[START]
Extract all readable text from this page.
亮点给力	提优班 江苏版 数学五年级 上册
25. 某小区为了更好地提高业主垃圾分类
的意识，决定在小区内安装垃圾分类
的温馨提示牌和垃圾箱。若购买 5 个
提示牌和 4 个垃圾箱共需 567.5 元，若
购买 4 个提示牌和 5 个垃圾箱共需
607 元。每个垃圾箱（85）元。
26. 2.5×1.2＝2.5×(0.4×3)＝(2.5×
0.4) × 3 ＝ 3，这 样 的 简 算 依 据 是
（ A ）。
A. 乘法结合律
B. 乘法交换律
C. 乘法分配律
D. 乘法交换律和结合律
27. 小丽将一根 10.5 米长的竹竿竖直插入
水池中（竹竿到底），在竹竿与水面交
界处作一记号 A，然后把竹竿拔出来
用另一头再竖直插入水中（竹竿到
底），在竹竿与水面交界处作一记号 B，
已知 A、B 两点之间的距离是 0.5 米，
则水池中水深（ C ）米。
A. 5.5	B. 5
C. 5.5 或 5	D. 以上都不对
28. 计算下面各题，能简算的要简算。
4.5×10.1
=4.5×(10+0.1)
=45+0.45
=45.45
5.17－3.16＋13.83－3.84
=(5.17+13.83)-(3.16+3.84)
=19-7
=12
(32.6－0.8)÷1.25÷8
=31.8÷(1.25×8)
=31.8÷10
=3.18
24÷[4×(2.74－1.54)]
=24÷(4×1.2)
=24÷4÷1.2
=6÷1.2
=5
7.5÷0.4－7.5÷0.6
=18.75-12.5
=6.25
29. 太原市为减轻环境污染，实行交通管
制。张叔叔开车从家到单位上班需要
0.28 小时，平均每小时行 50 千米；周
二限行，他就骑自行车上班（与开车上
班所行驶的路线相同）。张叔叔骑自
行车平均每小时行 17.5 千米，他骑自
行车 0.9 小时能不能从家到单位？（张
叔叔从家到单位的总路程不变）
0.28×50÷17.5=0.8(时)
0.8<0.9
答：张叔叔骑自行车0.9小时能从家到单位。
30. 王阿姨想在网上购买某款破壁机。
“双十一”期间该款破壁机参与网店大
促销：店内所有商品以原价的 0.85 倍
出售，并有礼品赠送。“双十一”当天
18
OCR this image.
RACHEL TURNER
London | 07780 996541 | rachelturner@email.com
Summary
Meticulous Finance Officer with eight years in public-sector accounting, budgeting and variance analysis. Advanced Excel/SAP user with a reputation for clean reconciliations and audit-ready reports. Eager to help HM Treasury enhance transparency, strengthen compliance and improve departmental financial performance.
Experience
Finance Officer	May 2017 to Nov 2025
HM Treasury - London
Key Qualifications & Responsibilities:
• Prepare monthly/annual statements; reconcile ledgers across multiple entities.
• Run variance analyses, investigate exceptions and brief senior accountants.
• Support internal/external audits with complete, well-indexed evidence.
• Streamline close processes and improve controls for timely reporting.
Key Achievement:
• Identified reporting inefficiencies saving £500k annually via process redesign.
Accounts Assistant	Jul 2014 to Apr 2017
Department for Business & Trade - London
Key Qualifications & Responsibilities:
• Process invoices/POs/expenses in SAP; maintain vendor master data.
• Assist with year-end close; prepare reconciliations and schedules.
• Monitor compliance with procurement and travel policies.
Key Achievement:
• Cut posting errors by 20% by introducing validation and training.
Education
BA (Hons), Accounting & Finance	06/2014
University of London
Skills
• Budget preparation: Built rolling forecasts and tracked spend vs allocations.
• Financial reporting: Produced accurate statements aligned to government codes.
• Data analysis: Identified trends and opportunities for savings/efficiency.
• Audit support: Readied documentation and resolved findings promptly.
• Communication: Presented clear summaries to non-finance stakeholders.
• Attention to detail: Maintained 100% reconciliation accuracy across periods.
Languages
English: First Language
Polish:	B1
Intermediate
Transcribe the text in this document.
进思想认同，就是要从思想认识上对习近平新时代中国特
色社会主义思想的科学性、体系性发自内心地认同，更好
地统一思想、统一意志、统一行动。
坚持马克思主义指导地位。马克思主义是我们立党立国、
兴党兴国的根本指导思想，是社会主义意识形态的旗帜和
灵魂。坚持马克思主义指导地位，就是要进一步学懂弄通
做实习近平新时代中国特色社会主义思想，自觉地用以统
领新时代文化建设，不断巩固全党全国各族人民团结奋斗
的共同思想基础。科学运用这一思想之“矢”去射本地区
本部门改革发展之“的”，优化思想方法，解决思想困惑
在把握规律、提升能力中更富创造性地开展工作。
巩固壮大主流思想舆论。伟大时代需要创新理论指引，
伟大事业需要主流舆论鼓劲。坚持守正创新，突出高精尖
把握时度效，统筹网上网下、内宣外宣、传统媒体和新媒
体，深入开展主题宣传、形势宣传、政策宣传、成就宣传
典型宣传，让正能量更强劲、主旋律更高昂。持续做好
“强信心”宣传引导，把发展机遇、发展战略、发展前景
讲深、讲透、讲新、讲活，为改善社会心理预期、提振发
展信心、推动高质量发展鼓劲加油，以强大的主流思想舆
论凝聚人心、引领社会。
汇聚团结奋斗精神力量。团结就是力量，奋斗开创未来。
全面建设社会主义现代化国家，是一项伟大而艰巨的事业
[END]
Search the preceding listing for the word "个垃圾箱共需" and pull out every line that holds it.

### [SOLVED PROBLEM]
提示牌和 4 个垃圾箱共需 567.5 元，若
购买 4 个提示牌和 5 个垃圾箱共需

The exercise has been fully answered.